▶ Task objective
Produce an exact copy of all the records.

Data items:

+---+

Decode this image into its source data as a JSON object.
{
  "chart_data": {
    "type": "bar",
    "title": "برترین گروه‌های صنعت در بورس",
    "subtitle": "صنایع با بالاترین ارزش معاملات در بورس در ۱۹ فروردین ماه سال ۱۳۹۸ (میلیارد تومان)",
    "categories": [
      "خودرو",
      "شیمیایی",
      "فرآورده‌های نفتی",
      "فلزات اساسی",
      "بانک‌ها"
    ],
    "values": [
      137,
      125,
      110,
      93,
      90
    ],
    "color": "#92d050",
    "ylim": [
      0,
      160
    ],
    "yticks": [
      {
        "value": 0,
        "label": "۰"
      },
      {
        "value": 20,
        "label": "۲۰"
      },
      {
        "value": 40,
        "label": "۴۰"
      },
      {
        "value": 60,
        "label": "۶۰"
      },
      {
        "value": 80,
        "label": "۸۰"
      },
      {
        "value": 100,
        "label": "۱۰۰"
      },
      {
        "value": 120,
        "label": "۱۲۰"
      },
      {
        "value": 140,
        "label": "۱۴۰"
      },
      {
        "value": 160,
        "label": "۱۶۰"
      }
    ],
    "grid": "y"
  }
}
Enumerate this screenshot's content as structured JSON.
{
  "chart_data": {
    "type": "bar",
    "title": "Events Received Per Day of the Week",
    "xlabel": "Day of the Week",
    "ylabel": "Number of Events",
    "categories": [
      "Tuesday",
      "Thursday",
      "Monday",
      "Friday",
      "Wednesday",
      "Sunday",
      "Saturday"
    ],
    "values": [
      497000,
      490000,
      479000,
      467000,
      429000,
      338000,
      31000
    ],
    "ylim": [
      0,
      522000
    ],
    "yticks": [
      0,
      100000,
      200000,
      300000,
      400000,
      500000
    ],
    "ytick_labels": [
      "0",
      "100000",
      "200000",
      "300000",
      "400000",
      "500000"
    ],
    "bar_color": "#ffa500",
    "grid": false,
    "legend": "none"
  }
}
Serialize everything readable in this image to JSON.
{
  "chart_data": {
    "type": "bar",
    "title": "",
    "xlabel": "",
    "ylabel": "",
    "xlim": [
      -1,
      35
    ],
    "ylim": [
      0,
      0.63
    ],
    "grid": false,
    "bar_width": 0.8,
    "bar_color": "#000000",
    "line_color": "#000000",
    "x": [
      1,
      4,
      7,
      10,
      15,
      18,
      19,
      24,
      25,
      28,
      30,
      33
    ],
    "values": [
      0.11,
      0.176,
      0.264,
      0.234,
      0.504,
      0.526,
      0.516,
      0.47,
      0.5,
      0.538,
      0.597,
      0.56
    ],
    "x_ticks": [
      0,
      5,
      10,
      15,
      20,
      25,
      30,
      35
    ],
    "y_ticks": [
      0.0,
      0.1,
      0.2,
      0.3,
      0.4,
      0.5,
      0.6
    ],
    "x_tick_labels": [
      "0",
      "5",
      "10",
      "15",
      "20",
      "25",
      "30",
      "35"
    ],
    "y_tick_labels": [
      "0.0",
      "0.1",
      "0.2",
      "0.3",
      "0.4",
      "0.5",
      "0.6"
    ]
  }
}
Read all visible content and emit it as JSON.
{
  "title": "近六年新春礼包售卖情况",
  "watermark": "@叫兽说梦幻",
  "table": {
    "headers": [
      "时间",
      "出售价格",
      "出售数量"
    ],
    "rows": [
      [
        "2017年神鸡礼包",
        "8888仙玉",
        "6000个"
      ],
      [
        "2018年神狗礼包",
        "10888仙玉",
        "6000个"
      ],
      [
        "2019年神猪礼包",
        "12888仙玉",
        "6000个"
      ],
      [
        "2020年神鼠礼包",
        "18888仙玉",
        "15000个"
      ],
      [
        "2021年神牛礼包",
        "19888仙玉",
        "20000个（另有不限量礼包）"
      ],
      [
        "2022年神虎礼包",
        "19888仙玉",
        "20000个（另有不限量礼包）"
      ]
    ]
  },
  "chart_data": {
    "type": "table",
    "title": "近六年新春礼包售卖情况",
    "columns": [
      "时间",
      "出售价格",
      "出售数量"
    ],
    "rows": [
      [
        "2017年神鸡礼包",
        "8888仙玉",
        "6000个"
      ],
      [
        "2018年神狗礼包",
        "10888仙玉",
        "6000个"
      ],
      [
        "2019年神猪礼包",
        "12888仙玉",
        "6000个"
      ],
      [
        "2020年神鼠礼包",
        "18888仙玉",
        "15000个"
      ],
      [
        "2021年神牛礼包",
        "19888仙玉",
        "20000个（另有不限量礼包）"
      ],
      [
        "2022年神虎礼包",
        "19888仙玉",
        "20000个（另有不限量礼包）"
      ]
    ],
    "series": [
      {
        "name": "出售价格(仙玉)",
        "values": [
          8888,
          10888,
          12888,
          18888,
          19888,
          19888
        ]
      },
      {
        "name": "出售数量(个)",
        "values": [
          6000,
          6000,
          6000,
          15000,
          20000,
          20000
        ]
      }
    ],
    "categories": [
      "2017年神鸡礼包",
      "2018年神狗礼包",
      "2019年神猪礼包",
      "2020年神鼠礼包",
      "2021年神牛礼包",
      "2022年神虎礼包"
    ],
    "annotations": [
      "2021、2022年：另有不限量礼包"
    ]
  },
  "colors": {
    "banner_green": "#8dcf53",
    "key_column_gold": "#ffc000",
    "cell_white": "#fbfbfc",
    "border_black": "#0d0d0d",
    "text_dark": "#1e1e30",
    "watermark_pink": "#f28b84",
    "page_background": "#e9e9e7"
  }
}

+---+

▶ Answer
Decode this image into its source data as a JSON object.
{
  "chart_data": {
    "type": "bar",
    "title": "برترین گروه‌های صنعت در بورس",
    "subtitle": "صنایع با بالاترین ارزش معاملات در بورس در ۱۹ فروردین ماه سال ۱۳۹۸ (میلیارد تومان)",
    "categories": [
      "خودرو",
      "شیمیایی",
      "فرآورده‌های نفتی",
      "فلزات اساسی",
      "بانک‌ها"
    ],
    "values": [
      137,
      125,
      110,
      93,
      90
    ],
    "color": "#92d050",
    "ylim": [
      0,
      160
    ],
    "yticks": [
      {
        "value": 0,
        "label": "۰"
      },
      {
        "value": 20,
        "label": "۲۰"
      },
      {
        "value": 40,
        "label": "۴۰"
      },
      {
        "value": 60,
        "label": "۶۰"
      },
      {
        "value": 80,
        "label": "۸۰"
      },
      {
        "value": 100,
        "label": "۱۰۰"
      },
      {
        "value": 120,
        "label": "۱۲۰"
      },
      {
        "value": 140,
        "label": "۱۴۰"
      },
      {
        "value": 160,
        "label": "۱۶۰"
      }
    ],
    "grid": "y"
  }
}
Enumerate this screenshot's content as structured JSON.
{
  "chart_data": {
    "type": "bar",
    "title": "Events Received Per Day of the Week",
    "xlabel": "Day of the Week",
    "ylabel": "Number of Events",
    "categories": [
      "Tuesday",
      "Thursday",
      "Monday",
      "Friday",
      "Wednesday",
      "Sunday",
      "Saturday"
    ],
    "values": [
      497000,
      490000,
      479000,
      467000,
      429000,
      338000,
      31000
    ],
    "ylim": [
      0,
      522000
    ],
    "yticks": [
      0,
      100000,
      200000,
      300000,
      400000,
      500000
    ],
    "ytick_labels": [
      "0",
      "100000",
      "200000",
      "300000",
      "400000",
      "500000"
    ],
    "bar_color": "#ffa500",
    "grid": false,
    "legend": "none"
  }
}
Serialize everything readable in this image to JSON.
{
  "chart_data": {
    "type": "bar",
    "title": "",
    "xlabel": "",
    "ylabel": "",
    "xlim": [
      -1,
      35
    ],
    "ylim": [
      0,
      0.63
    ],
    "grid": false,
    "bar_width": 0.8,
    "bar_color": "#000000",
    "line_color": "#000000",
    "x": [
      1,
      4,
      7,
      10,
      15,
      18,
      19,
      24,
      25,
      28,
      30,
      33
    ],
    "values": [
      0.11,
      0.176,
      0.264,
      0.234,
      0.504,
      0.526,
      0.516,
      0.47,
      0.5,
      0.538,
      0.597,
      0.56
    ],
    "x_ticks": [
      0,
      5,
      10,
      15,
      20,
      25,
      30,
      35
    ],
    "y_ticks": [
      0.0,
      0.1,
      0.2,
      0.3,
      0.4,
      0.5,
      0.6
    ],
    "x_tick_labels": [
      "0",
      "5",
      "10",
      "15",
      "20",
      "25",
      "30",
      "35"
    ],
    "y_tick_labels": [
      "0.0",
      "0.1",
      "0.2",
      "0.3",
      "0.4",
      "0.5",
      "0.6"
    ]
  }
}
Read all visible content and emit it as JSON.
{
  "title": "近六年新春礼包售卖情况",
  "watermark": "@叫兽说梦幻",
  "table": {
    "headers": [
      "时间",
      "出售价格",
      "出售数量"
    ],
    "rows": [
      [
        "2017年神鸡礼包",
        "8888仙玉",
        "6000个"
      ],
      [
        "2018年神狗礼包",
        "10888仙玉",
        "6000个"
      ],
      [
        "2019年神猪礼包",
        "12888仙玉",
        "6000个"
      ],
      [
        "2020年神鼠礼包",
        "18888仙玉",
        "15000个"
      ],
      [
        "2021年神牛礼包",
        "19888仙玉",
        "20000个（另有不限量礼包）"
      ],
      [
        "2022年神虎礼包",
        "19888仙玉",
        "20000个（另有不限量礼包）"
      ]
    ]
  },
  "chart_data": {
    "type": "table",
    "title": "近六年新春礼包售卖情况",
    "columns": [
      "时间",
      "出售价格",
      "出售数量"
    ],
    "rows": [
      [
        "2017年神鸡礼包",
        "8888仙玉",
        "6000个"
      ],
      [
        "2018年神狗礼包",
        "10888仙玉",
        "6000个"
      ],
      [
        "2019年神猪礼包",
        "12888仙玉",
        "6000个"
      ],
      [
        "2020年神鼠礼包",
        "18888仙玉",
        "15000个"
      ],
      [
        "2021年神牛礼包",
        "19888仙玉",
        "20000个（另有不限量礼包）"
      ],
      [
        "2022年神虎礼包",
        "19888仙玉",
        "20000个（另有不限量礼包）"
      ]
    ],
    "series": [
      {
        "name": "出售价格(仙玉)",
        "values": [
          8888,
          10888,
          12888,
          18888,
          19888,
          19888
        ]
      },
      {
        "name": "出售数量(个)",
        "values": [
          6000,
          6000,
          6000,
          15000,
          20000,
          20000
        ]
      }
    ],
    "categories": [
      "2017年神鸡礼包",
      "2018年神狗礼包",
      "2019年神猪礼包",
      "2020年神鼠礼包",
      "2021年神牛礼包",
      "2022年神虎礼包"
    ],
    "annotations": [
      "2021、2022年：另有不限量礼包"
    ]
  },
  "colors": {
    "banner_green": "#8dcf53",
    "key_column_gold": "#ffc000",
    "cell_white": "#fbfbfc",
    "border_black": "#0d0d0d",
    "text_dark": "#1e1e30",
    "watermark_pink": "#f28b84",
    "page_background": "#e9e9e7"
  }
}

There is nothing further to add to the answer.